### Instruction
Extract the text of each entry below exactly, leaving every image behind.

### Source data
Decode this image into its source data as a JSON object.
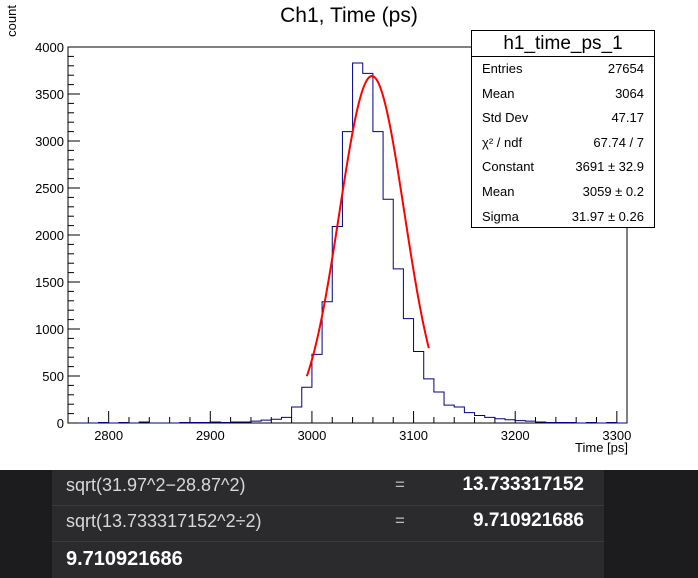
{
  "chart_data": {
    "type": "histogram",
    "title": "Ch1, Time (ps)",
    "xlabel": "Time [ps]",
    "ylabel": "count",
    "xlim": [
      2760,
      3310
    ],
    "ylim": [
      0,
      4000
    ],
    "x_ticks": [
      2800,
      2900,
      3000,
      3100,
      3200,
      3300
    ],
    "y_ticks": [
      0,
      500,
      1000,
      1500,
      2000,
      2500,
      3000,
      3500,
      4000
    ],
    "bin_width": 10,
    "bins_x": [
      2770,
      2780,
      2790,
      2800,
      2810,
      2820,
      2830,
      2840,
      2850,
      2860,
      2870,
      2880,
      2890,
      2900,
      2910,
      2920,
      2930,
      2940,
      2950,
      2960,
      2970,
      2980,
      2990,
      3000,
      3010,
      3020,
      3030,
      3040,
      3050,
      3060,
      3070,
      3080,
      3090,
      3100,
      3110,
      3120,
      3130,
      3140,
      3150,
      3160,
      3170,
      3180,
      3190,
      3200,
      3210,
      3220,
      3230,
      3240,
      3250,
      3260,
      3270,
      3280,
      3290,
      3300
    ],
    "values": [
      0,
      0,
      5,
      0,
      5,
      0,
      10,
      0,
      0,
      0,
      5,
      5,
      5,
      10,
      5,
      10,
      10,
      20,
      30,
      40,
      60,
      170,
      380,
      730,
      1290,
      2090,
      3100,
      3830,
      3720,
      3100,
      2380,
      1640,
      1110,
      760,
      470,
      330,
      190,
      170,
      110,
      80,
      60,
      45,
      35,
      25,
      20,
      10,
      5,
      5,
      5,
      0,
      5,
      0,
      5,
      0
    ],
    "fit": {
      "function": "gaus",
      "color": "#ff0000",
      "constant": 3691,
      "mean": 3059,
      "sigma": 31.97,
      "x_range": [
        2995,
        3115
      ]
    },
    "series_color": "#000080",
    "stats": {
      "title": "h1_time_ps_1",
      "rows": [
        {
          "label": "Entries",
          "value": "27654"
        },
        {
          "label": "Mean",
          "value": "3064"
        },
        {
          "label": "Std Dev",
          "value": "47.17"
        },
        {
          "label": "χ² / ndf",
          "value": "67.74 / 7"
        },
        {
          "label": "Constant",
          "value": "3691  ± 32.9"
        },
        {
          "label": "Mean",
          "value": "3059  ± 0.2"
        },
        {
          "label": "Sigma",
          "value": "31.97  ± 0.26"
        }
      ]
    }
  },
  "calculator": {
    "rows": [
      {
        "expr": "sqrt(31.97^2−28.87^2)",
        "eq": "=",
        "result": "13.733317152"
      },
      {
        "expr": "sqrt(13.733317152^2÷2)",
        "eq": "=",
        "result": "9.710921686"
      }
    ],
    "current_result": "9.710921686",
    "colors": {
      "background": "#1c1c1e",
      "panel": "#2b2b2d",
      "text": "#ffffff"
    }
  }
}
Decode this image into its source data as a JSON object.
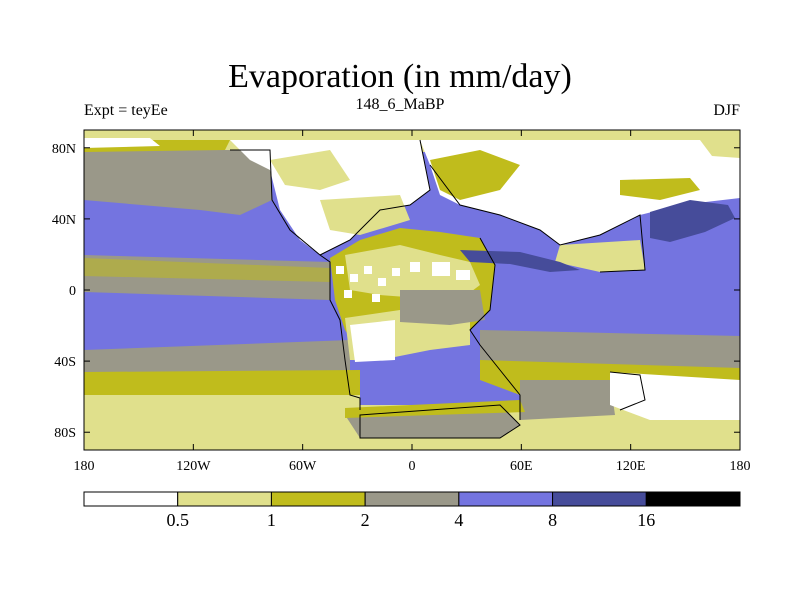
{
  "header": {
    "title": "Evaporation (in mm/day)",
    "left": "Expt = teyEe",
    "center": "148_6_MaBP",
    "right": "DJF"
  },
  "map": {
    "lon_range": [
      -180,
      180
    ],
    "lat_range": [
      -90,
      90
    ],
    "lon_ticks": [
      {
        "value": -180,
        "label": "180"
      },
      {
        "value": -120,
        "label": "120W"
      },
      {
        "value": -60,
        "label": "60W"
      },
      {
        "value": 0,
        "label": "0"
      },
      {
        "value": 60,
        "label": "60E"
      },
      {
        "value": 120,
        "label": "120E"
      },
      {
        "value": 180,
        "label": "180"
      }
    ],
    "lat_ticks": [
      {
        "value": 80,
        "label": "80N"
      },
      {
        "value": 40,
        "label": "40N"
      },
      {
        "value": 0,
        "label": "0"
      },
      {
        "value": -40,
        "label": "40S"
      },
      {
        "value": -80,
        "label": "80S"
      }
    ]
  },
  "colorbar": {
    "colors": [
      "#ffffff",
      "#e0e08c",
      "#c0bc1c",
      "#9a9889",
      "#7474e0",
      "#464c9a",
      "#000000"
    ],
    "labels": [
      "0.5",
      "1",
      "2",
      "4",
      "8",
      "16"
    ]
  }
}
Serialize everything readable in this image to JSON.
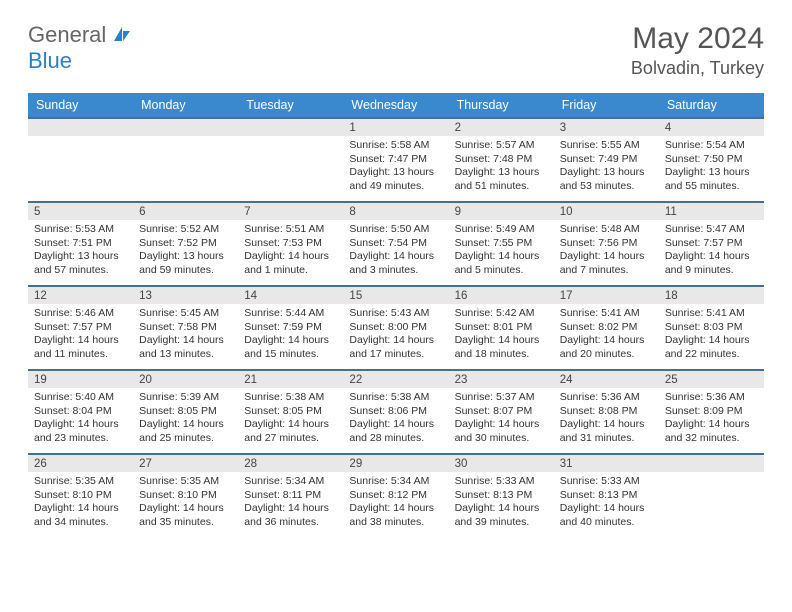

### Written answer
Decode this image into its source data as a JSON object.
{
  "chart_data": {
    "type": "histogram",
    "title": "Ch1, Time (ps)",
    "xlabel": "Time [ps]",
    "ylabel": "count",
    "xlim": [
      2760,
      3310
    ],
    "ylim": [
      0,
      4000
    ],
    "x_ticks": [
      2800,
      2900,
      3000,
      3100,
      3200,
      3300
    ],
    "y_ticks": [
      0,
      500,
      1000,
      1500,
      2000,
      2500,
      3000,
      3500,
      4000
    ],
    "bin_width": 10,
    "bins_x": [
      2770,
      2780,
      2790,
      2800,
      2810,
      2820,
      2830,
      2840,
      2850,
      2860,
      2870,
      2880,
      2890,
      2900,
      2910,
      2920,
      2930,
      2940,
      2950,
      2960,
      2970,
      2980,
      2990,
      3000,
      3010,
      3020,
      3030,
      3040,
      3050,
      3060,
      3070,
      3080,
      3090,
      3100,
      3110,
      3120,
      3130,
      3140,
      3150,
      3160,
      3170,
      3180,
      3190,
      3200,
      3210,
      3220,
      3230,
      3240,
      3250,
      3260,
      3270,
      3280,
      3290,
      3300
    ],
    "values": [
      0,
      0,
      5,
      0,
      5,
      0,
      10,
      0,
      0,
      0,
      5,
      5,
      5,
      10,
      5,
      10,
      10,
      20,
      30,
      40,
      60,
      170,
      380,
      730,
      1290,
      2090,
      3100,
      3830,
      3720,
      3100,
      2380,
      1640,
      1110,
      760,
      470,
      330,
      190,
      170,
      110,
      80,
      60,
      45,
      35,
      25,
      20,
      10,
      5,
      5,
      5,
      0,
      5,
      0,
      5,
      0
    ],
    "fit": {
      "function": "gaus",
      "color": "#ff0000",
      "constant": 3691,
      "mean": 3059,
      "sigma": 31.97,
      "x_range": [
        2995,
        3115
      ]
    },
    "series_color": "#000080",
    "stats": {
      "title": "h1_time_ps_1",
      "rows": [
        {
          "label": "Entries",
          "value": "27654"
        },
        {
          "label": "Mean",
          "value": "3064"
        },
        {
          "label": "Std Dev",
          "value": "47.17"
        },
        {
          "label": "χ² / ndf",
          "value": "67.74 / 7"
        },
        {
          "label": "Constant",
          "value": "3691  ± 32.9"
        },
        {
          "label": "Mean",
          "value": "3059  ± 0.2"
        },
        {
          "label": "Sigma",
          "value": "31.97  ± 0.26"
        }
      ]
    }
  },
  "calculator": {
    "rows": [
      {
        "expr": "sqrt(31.97^2−28.87^2)",
        "eq": "=",
        "result": "13.733317152"
      },
      {
        "expr": "sqrt(13.733317152^2÷2)",
        "eq": "=",
        "result": "9.710921686"
      }
    ],
    "current_result": "9.710921686",
    "colors": {
      "background": "#1c1c1e",
      "panel": "#2b2b2d",
      "text": "#ffffff"
    }
  }
}
Decode this image into its source data as a JSON object.
{
  "header": {
    "title": "Evaporation (in mm/day)",
    "left": "Expt = teyEe",
    "center": "148_6_MaBP",
    "right": "DJF"
  },
  "map": {
    "lon_range": [
      -180,
      180
    ],
    "lat_range": [
      -90,
      90
    ],
    "lon_ticks": [
      {
        "value": -180,
        "label": "180"
      },
      {
        "value": -120,
        "label": "120W"
      },
      {
        "value": -60,
        "label": "60W"
      },
      {
        "value": 0,
        "label": "0"
      },
      {
        "value": 60,
        "label": "60E"
      },
      {
        "value": 120,
        "label": "120E"
      },
      {
        "value": 180,
        "label": "180"
      }
    ],
    "lat_ticks": [
      {
        "value": 80,
        "label": "80N"
      },
      {
        "value": 40,
        "label": "40N"
      },
      {
        "value": 0,
        "label": "0"
      },
      {
        "value": -40,
        "label": "40S"
      },
      {
        "value": -80,
        "label": "80S"
      }
    ]
  },
  "colorbar": {
    "colors": [
      "#ffffff",
      "#e0e08c",
      "#c0bc1c",
      "#9a9889",
      "#7474e0",
      "#464c9a",
      "#000000"
    ],
    "labels": [
      "0.5",
      "1",
      "2",
      "4",
      "8",
      "16"
    ]
  }
}
Serialize everything readable in this image to JSON.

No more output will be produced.